* [DIRECTIONS FOR THIS TASK]
In the entries below, find the lines with the word "called" and copy them.

* [PROVIDED ENTRIES]
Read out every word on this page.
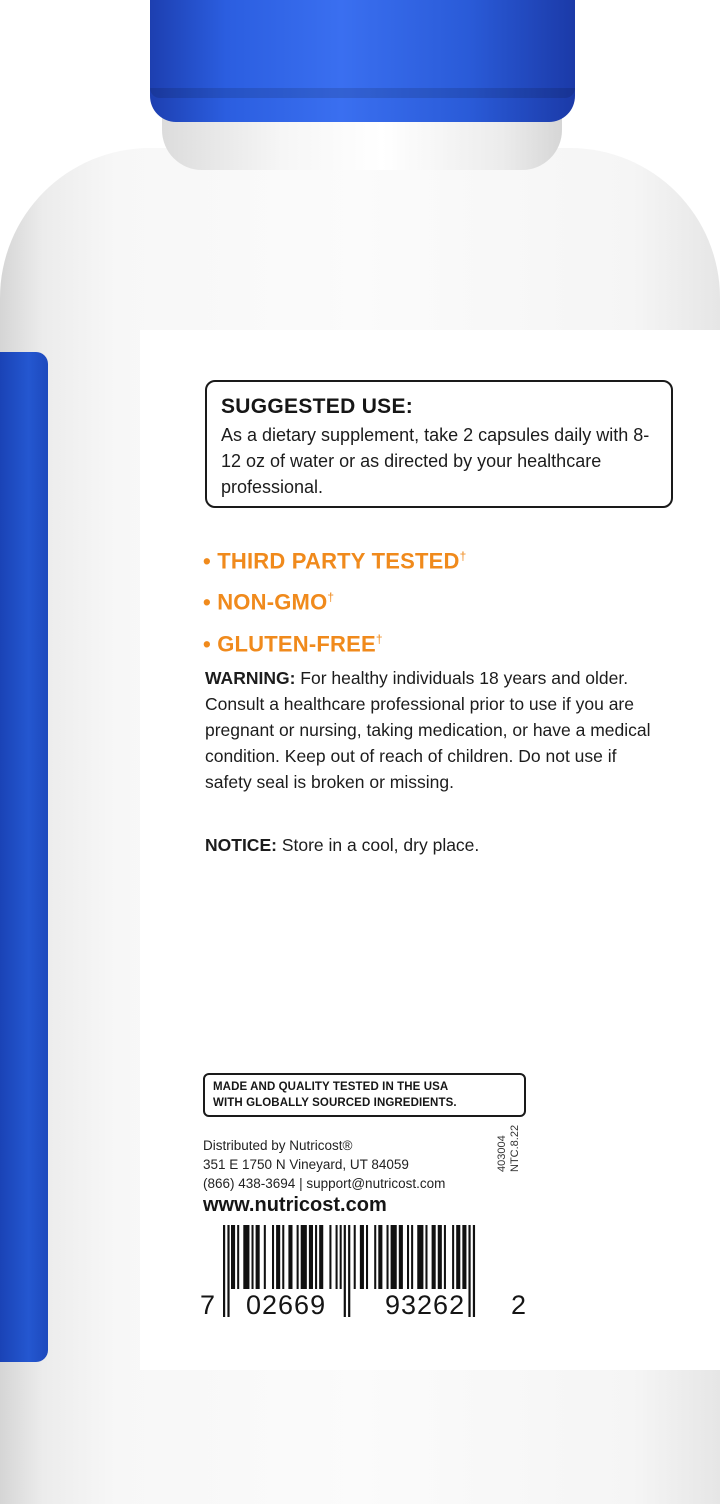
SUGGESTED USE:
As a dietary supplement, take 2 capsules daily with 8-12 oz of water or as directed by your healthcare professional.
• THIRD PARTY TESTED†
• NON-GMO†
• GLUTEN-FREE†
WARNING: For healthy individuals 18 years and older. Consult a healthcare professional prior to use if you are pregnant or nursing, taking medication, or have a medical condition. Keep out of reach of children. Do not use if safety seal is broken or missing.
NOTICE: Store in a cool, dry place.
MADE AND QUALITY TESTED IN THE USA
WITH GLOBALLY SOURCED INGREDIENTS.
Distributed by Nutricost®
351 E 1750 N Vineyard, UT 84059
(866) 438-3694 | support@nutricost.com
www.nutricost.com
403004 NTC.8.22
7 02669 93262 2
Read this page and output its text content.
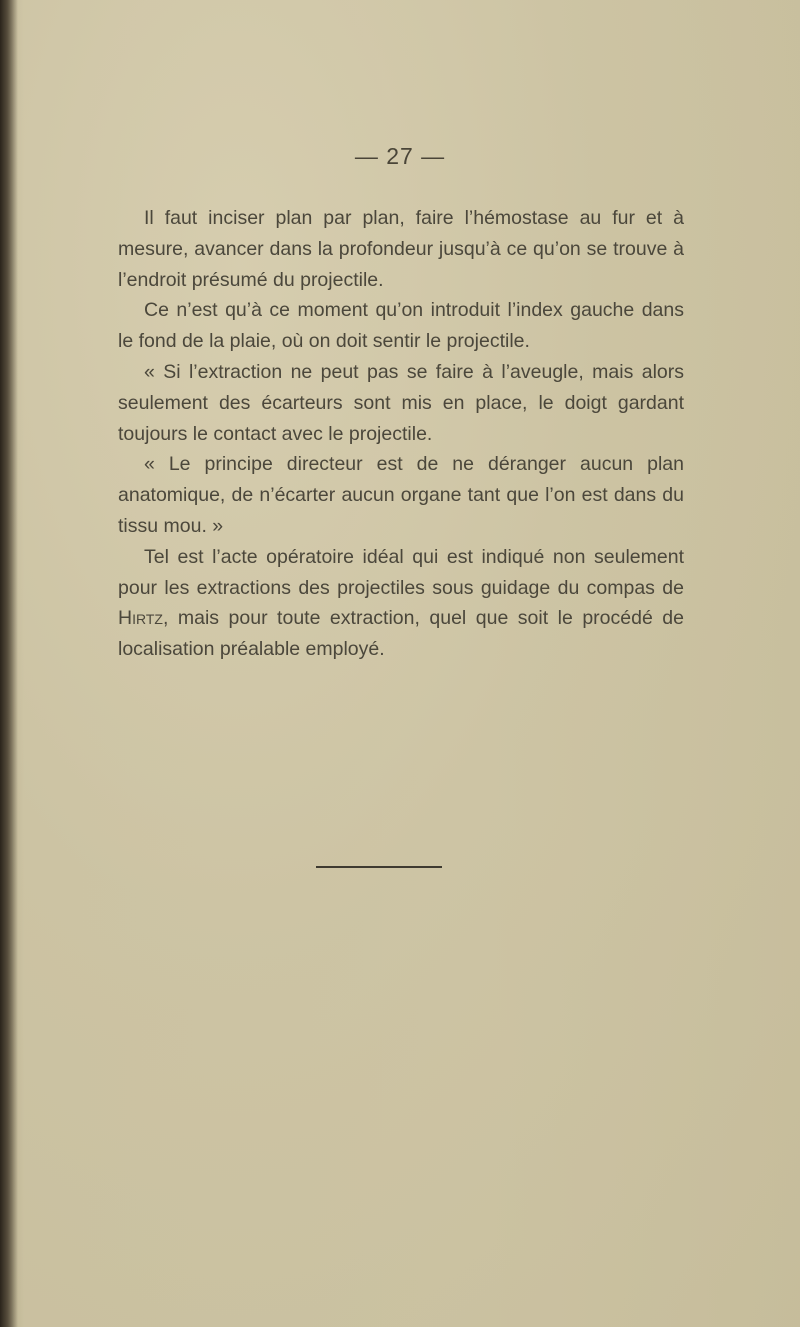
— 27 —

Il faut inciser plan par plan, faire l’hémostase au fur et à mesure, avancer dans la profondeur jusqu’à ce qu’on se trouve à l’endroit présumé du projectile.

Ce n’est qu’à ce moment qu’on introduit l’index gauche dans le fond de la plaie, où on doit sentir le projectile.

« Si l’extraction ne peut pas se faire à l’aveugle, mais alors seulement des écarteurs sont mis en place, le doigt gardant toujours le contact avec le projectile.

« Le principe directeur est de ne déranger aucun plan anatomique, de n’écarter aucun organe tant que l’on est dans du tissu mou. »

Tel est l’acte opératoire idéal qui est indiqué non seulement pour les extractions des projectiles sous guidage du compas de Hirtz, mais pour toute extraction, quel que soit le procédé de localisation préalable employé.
==
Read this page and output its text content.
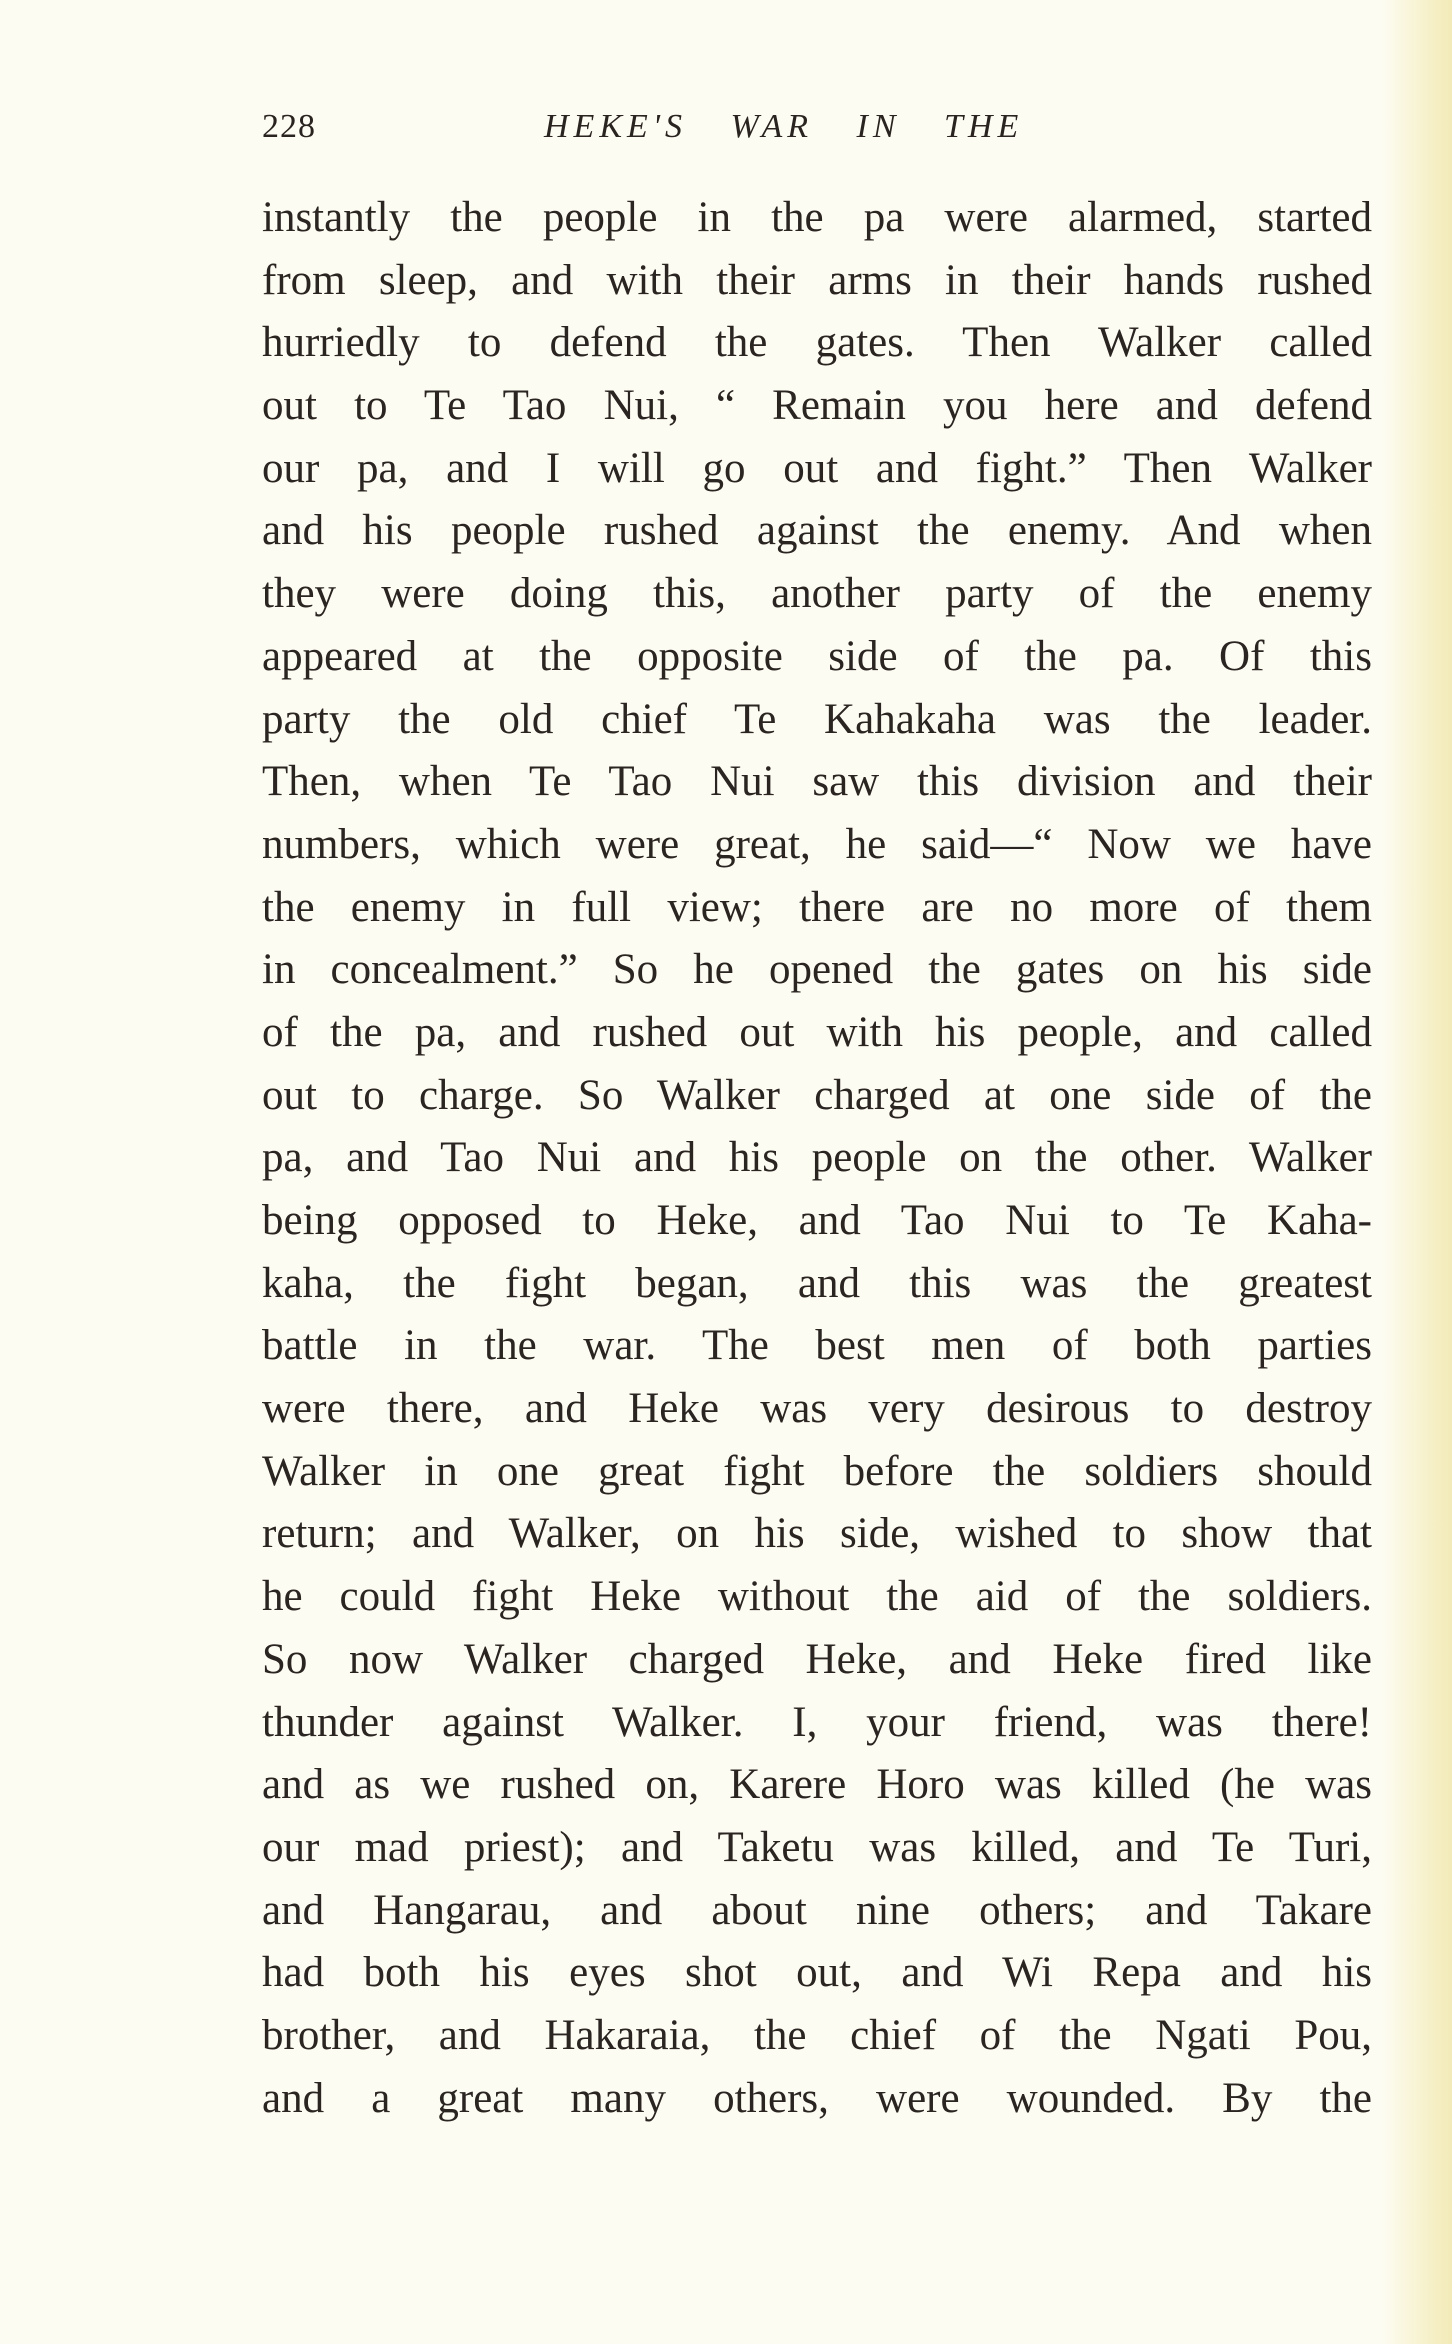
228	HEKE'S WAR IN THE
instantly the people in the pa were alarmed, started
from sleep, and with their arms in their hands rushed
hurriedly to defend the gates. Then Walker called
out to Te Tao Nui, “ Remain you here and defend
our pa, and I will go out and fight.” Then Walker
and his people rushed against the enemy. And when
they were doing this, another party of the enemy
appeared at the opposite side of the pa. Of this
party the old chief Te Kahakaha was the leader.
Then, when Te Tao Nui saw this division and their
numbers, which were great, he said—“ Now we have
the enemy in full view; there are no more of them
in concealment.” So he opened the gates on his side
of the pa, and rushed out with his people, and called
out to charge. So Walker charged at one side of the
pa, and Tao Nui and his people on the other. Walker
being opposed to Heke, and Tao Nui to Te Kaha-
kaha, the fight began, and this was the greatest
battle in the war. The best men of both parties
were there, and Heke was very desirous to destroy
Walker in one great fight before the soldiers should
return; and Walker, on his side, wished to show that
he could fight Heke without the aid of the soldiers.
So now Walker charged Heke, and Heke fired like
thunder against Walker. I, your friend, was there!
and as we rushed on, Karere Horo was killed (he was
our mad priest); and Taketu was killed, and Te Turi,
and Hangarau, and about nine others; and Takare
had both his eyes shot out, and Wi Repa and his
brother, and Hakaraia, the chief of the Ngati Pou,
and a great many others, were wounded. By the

* [FULL ANSWER]
hurriedly to defend the gates. Then Walker called
of the pa, and rushed out with his people, and called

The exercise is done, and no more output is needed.